DIRECTIONS |
List all lines of the data that include the string "title".
[Start of RECORD SET]
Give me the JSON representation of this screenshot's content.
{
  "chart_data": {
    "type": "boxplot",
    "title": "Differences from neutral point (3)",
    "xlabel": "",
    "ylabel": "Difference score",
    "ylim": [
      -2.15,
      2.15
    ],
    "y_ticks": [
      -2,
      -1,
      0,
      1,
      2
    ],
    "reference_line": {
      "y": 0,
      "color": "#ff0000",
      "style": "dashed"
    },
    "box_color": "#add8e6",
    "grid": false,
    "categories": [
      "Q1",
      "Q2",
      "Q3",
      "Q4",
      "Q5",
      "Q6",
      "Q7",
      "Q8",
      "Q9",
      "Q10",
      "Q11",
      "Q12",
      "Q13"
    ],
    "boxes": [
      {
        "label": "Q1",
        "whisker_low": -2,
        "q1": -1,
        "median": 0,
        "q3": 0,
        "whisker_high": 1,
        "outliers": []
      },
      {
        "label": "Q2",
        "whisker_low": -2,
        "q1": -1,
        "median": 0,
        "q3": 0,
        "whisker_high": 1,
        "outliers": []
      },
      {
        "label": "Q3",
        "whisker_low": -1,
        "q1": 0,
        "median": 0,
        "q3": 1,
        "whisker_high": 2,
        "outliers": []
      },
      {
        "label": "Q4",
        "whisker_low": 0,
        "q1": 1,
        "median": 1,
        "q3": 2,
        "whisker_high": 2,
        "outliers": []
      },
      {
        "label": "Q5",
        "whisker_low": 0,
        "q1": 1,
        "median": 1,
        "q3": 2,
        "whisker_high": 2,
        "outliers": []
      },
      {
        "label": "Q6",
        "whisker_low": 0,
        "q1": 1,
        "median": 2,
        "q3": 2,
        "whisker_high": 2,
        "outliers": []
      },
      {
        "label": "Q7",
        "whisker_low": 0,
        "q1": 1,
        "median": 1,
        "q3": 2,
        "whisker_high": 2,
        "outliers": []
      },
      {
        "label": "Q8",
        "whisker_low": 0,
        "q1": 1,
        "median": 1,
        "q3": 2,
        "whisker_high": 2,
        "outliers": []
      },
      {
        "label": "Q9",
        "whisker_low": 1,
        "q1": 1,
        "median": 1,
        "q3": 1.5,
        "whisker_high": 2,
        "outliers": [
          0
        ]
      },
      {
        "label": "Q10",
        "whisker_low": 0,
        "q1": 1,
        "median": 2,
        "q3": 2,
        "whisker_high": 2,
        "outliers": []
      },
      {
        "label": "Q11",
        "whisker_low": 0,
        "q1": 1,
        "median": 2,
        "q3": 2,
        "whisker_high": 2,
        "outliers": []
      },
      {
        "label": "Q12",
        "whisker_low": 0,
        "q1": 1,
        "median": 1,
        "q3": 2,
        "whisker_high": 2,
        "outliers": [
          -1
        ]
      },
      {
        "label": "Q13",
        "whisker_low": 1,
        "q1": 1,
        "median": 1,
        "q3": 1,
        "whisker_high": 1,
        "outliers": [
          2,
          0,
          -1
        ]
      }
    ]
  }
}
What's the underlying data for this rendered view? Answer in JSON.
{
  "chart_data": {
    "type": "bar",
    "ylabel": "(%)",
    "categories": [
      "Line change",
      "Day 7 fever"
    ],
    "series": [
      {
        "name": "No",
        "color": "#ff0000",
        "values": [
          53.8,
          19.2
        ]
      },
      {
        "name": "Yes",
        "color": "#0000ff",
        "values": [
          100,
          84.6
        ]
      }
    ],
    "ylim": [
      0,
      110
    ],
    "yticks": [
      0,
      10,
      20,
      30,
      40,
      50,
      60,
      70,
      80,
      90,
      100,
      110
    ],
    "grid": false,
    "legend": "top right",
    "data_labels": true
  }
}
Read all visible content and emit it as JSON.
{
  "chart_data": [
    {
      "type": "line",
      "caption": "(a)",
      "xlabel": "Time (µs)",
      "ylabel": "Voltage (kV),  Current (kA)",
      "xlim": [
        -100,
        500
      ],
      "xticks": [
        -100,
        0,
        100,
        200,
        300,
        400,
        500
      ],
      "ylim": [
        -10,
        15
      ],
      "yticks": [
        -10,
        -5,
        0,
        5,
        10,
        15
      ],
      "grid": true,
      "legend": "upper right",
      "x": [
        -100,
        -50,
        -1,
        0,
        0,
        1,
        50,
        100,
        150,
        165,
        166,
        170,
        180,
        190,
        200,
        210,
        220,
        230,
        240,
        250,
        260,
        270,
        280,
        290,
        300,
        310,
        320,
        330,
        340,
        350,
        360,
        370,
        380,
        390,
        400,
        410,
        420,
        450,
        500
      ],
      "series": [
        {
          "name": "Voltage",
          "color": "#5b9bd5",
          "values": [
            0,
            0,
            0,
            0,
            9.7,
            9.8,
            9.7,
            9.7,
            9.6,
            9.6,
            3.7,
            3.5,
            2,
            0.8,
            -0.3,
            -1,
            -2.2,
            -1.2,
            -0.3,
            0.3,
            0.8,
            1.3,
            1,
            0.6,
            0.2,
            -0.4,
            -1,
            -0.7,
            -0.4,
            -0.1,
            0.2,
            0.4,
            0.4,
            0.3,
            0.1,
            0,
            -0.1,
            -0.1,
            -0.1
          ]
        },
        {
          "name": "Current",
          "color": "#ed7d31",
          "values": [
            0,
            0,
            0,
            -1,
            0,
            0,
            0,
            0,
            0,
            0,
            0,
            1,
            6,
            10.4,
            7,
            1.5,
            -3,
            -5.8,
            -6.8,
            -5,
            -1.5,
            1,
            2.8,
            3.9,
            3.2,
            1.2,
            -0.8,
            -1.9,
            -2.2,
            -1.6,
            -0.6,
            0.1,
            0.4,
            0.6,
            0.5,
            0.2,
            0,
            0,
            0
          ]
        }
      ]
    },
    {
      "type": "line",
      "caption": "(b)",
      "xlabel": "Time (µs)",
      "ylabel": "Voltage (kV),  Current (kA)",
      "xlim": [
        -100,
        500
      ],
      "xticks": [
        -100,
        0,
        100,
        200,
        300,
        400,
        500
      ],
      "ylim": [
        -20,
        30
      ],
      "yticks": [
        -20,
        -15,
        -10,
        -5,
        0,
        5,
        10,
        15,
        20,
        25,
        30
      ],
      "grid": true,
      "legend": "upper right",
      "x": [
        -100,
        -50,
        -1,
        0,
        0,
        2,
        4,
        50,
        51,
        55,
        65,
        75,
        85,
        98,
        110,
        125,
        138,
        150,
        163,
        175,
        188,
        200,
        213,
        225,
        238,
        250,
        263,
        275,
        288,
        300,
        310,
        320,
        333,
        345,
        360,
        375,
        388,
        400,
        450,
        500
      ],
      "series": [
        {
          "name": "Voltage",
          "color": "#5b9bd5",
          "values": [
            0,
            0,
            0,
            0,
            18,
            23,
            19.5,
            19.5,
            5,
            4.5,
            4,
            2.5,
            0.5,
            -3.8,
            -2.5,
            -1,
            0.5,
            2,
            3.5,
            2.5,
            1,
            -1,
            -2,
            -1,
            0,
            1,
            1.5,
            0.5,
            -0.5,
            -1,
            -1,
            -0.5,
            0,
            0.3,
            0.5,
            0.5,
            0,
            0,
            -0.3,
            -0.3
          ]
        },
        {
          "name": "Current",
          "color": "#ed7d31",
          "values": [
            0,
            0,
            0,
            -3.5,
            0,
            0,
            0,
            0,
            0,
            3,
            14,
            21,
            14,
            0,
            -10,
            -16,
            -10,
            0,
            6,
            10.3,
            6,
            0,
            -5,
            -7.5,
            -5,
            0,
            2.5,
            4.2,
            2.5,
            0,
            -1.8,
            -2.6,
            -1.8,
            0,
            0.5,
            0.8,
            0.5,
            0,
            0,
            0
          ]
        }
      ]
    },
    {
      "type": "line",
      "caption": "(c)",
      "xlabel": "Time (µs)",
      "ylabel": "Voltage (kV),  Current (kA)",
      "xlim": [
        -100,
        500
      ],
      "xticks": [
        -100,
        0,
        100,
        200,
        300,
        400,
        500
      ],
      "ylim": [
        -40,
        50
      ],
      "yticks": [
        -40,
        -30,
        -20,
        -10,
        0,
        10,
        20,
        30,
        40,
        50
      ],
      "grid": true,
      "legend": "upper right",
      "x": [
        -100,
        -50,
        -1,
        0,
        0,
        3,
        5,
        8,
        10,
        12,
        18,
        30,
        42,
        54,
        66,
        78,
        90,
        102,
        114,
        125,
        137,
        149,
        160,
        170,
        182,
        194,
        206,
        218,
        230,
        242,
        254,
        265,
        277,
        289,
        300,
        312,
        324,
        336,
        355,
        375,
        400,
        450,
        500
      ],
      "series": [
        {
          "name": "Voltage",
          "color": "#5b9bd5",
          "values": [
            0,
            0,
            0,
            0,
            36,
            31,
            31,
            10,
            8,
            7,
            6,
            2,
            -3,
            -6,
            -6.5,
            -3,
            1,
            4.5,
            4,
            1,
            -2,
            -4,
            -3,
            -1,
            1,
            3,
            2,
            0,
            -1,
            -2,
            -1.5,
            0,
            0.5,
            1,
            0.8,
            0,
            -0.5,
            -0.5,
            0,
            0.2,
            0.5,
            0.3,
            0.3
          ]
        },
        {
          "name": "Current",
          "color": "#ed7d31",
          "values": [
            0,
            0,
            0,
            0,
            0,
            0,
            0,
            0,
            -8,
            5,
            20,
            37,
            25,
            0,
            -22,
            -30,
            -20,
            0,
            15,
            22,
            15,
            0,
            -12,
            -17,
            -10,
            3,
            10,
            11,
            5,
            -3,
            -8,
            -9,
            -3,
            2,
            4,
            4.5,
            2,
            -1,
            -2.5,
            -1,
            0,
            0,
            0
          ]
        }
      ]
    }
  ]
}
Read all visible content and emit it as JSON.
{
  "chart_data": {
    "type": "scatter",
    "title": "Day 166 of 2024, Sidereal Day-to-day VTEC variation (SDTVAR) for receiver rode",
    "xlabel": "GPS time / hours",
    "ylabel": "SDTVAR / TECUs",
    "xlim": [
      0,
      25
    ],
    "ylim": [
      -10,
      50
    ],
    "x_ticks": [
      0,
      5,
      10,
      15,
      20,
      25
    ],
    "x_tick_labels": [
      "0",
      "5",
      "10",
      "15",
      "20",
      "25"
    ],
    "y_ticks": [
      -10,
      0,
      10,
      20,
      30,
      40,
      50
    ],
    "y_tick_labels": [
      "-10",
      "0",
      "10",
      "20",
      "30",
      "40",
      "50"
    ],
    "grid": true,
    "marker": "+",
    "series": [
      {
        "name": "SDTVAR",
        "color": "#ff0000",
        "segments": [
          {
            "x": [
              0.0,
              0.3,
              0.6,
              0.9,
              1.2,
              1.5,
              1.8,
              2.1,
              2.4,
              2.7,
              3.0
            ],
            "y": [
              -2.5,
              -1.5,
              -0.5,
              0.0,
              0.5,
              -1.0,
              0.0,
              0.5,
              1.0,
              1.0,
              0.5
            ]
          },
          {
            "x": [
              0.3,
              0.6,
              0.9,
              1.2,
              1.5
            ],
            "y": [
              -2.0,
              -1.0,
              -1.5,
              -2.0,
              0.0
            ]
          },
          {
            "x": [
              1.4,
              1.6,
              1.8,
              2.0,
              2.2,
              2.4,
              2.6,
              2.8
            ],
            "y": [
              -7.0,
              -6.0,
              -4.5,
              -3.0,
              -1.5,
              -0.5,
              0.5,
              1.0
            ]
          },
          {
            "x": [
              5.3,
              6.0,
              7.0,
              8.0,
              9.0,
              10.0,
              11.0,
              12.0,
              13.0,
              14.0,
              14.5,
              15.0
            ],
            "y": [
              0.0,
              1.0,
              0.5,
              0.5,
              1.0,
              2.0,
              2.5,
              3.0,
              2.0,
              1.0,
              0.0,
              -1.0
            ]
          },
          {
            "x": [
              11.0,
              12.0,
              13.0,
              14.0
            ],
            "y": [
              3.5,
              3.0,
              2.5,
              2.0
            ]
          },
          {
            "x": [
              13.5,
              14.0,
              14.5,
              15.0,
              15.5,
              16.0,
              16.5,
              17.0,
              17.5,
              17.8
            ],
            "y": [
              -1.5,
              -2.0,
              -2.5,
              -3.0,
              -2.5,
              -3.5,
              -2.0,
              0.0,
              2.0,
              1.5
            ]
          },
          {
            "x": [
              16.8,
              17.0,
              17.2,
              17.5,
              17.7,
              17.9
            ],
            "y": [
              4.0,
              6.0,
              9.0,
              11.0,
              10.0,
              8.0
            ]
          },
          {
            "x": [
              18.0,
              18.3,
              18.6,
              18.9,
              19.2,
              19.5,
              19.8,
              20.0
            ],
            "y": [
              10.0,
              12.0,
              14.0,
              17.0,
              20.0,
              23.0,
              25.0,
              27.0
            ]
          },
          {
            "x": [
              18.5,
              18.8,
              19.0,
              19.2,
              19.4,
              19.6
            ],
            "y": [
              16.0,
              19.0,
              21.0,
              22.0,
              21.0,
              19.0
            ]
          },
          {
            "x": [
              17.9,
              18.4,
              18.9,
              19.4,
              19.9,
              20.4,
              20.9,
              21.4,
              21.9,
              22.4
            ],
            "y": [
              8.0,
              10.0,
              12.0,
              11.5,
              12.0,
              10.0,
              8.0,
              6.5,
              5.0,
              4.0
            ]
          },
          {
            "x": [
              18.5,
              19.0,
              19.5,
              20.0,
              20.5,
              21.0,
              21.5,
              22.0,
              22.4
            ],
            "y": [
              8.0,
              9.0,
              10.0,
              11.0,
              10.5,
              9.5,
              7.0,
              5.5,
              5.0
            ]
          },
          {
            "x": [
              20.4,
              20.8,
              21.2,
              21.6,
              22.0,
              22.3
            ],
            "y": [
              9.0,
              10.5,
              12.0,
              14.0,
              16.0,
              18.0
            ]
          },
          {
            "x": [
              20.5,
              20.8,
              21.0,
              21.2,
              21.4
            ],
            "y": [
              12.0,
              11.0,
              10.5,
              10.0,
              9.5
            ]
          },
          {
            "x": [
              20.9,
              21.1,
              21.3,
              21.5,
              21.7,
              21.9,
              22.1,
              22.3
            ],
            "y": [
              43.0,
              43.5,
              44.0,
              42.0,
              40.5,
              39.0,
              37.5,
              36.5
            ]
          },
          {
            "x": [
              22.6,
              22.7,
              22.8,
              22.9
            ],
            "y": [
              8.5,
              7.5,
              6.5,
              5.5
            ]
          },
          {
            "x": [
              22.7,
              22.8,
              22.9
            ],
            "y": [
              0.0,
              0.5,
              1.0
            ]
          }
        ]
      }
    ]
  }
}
[End of RECORD SET]
ANSWER TO THIS TASK |
    "title": "Differences from neutral point (3)",
    "title": "Day 166 of 2024, Sidereal Day-to-day VTEC variation (SDTVAR) for receiver rode",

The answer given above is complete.